[Labeled region entries]
○ ○ ○ ○ ○

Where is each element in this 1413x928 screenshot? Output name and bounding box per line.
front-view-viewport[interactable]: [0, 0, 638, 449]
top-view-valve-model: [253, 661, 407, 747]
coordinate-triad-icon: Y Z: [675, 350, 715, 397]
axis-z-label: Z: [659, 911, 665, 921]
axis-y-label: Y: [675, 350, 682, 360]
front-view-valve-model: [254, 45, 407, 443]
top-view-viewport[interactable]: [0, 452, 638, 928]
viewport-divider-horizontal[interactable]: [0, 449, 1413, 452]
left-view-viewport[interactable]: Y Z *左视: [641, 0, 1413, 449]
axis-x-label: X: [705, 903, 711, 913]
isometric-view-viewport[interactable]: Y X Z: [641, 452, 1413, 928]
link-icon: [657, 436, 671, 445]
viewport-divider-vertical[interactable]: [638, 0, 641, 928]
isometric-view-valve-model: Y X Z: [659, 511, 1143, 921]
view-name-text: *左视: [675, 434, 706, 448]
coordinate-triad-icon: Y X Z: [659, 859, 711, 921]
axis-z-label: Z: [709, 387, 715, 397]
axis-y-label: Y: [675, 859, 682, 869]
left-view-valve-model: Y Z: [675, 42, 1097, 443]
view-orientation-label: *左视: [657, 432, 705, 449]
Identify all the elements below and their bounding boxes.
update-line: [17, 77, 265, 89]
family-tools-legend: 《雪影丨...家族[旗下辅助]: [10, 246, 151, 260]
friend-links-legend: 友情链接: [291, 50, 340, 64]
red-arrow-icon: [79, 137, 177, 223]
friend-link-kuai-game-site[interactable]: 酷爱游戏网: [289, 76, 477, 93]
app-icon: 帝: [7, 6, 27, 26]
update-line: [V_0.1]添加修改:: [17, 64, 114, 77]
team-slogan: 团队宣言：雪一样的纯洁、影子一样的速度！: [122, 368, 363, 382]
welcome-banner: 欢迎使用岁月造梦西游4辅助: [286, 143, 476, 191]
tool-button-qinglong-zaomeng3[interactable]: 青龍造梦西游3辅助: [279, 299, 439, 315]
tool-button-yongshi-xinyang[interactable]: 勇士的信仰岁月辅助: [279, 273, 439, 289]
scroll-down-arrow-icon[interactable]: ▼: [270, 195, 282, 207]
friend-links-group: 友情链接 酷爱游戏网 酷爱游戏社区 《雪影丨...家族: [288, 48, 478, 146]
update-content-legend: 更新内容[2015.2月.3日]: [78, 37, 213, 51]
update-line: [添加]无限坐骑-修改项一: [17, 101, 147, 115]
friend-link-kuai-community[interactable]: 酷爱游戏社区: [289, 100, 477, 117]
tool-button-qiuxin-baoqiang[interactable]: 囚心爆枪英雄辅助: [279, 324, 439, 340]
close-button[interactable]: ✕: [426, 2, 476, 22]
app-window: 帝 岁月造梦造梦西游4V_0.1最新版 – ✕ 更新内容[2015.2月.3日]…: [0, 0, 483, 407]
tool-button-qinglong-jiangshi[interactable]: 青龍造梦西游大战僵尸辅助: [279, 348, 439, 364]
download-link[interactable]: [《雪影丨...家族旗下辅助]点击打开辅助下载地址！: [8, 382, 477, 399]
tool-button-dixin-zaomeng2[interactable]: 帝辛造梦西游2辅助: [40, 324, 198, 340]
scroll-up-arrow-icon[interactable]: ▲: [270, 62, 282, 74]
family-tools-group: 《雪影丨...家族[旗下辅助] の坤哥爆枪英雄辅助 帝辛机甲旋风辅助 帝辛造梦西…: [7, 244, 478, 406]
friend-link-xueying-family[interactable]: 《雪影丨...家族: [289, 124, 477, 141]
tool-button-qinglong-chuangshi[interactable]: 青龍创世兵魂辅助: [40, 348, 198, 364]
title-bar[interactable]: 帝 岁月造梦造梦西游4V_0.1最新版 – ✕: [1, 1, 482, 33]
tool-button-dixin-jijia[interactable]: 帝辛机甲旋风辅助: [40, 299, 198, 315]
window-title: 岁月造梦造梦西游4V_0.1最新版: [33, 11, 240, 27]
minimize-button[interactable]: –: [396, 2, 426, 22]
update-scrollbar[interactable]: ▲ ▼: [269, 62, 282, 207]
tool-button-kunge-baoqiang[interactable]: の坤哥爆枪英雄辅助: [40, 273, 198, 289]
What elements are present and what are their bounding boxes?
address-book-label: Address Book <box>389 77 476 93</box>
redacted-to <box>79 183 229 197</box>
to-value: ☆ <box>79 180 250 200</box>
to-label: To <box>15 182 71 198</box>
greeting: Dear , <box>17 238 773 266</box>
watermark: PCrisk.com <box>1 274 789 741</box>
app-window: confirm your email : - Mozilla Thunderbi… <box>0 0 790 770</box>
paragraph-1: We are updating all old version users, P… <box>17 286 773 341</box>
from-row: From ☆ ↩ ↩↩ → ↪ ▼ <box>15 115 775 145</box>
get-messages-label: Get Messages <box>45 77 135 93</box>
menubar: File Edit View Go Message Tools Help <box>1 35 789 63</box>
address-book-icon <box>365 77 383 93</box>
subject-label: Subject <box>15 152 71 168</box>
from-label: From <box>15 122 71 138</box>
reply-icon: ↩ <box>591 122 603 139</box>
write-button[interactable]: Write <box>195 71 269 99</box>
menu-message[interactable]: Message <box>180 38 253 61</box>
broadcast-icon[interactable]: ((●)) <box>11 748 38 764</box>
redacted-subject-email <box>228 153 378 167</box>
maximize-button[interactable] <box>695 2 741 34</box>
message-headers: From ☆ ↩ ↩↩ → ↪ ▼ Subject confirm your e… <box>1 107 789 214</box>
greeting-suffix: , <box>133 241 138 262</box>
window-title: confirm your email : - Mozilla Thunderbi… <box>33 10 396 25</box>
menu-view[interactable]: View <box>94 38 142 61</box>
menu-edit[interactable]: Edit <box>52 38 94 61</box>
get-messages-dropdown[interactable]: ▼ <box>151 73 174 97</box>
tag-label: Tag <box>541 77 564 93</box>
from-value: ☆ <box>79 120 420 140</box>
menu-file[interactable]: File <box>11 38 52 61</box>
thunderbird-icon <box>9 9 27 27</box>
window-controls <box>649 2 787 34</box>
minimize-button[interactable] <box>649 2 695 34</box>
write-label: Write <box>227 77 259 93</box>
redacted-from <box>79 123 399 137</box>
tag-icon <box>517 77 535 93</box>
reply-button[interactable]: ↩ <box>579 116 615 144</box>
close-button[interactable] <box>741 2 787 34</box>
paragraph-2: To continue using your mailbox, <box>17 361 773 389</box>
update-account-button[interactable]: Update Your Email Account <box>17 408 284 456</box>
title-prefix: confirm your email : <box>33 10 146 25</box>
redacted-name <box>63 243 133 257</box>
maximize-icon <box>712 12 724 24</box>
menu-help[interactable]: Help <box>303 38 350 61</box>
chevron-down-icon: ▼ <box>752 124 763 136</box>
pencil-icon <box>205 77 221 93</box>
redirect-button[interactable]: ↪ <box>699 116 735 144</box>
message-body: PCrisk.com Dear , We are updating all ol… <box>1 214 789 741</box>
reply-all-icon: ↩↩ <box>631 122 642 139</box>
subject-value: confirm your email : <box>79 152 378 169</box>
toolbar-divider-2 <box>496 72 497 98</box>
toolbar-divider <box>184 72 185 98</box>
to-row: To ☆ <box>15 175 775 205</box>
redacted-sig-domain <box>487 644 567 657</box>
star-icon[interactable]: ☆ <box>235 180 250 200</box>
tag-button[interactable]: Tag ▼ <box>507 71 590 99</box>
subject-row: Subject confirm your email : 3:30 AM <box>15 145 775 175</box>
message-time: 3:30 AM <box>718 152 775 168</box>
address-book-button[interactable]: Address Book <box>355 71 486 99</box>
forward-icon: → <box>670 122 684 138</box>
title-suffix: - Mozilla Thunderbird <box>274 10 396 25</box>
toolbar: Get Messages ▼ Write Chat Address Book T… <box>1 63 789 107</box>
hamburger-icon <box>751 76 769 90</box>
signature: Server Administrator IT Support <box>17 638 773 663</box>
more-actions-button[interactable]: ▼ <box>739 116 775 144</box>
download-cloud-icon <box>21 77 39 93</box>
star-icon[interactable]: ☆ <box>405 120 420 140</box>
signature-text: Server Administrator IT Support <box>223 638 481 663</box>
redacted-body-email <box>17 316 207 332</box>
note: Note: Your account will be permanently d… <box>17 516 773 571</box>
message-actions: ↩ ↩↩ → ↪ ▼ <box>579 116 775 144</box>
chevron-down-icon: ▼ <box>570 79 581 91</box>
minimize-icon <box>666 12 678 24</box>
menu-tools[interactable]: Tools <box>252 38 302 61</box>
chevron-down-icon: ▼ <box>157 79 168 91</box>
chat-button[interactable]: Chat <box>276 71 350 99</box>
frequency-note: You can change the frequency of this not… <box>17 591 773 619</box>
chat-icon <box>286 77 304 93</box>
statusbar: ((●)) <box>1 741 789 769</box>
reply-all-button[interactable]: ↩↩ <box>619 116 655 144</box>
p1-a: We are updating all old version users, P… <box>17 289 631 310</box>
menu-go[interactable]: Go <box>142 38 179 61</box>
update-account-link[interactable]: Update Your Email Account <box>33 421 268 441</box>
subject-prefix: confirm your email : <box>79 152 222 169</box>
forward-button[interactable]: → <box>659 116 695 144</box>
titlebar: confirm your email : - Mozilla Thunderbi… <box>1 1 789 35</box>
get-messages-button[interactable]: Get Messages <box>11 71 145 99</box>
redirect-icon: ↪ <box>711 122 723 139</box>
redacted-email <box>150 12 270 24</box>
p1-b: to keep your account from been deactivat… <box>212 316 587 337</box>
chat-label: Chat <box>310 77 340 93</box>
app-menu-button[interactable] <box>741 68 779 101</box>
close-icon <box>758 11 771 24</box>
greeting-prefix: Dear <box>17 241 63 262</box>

○ ○ ○ ○ ○

What you will do: Please count the lines of the records above that contain the string "prefix", treating case as significant, and give only the number.

Response to the exercise: 3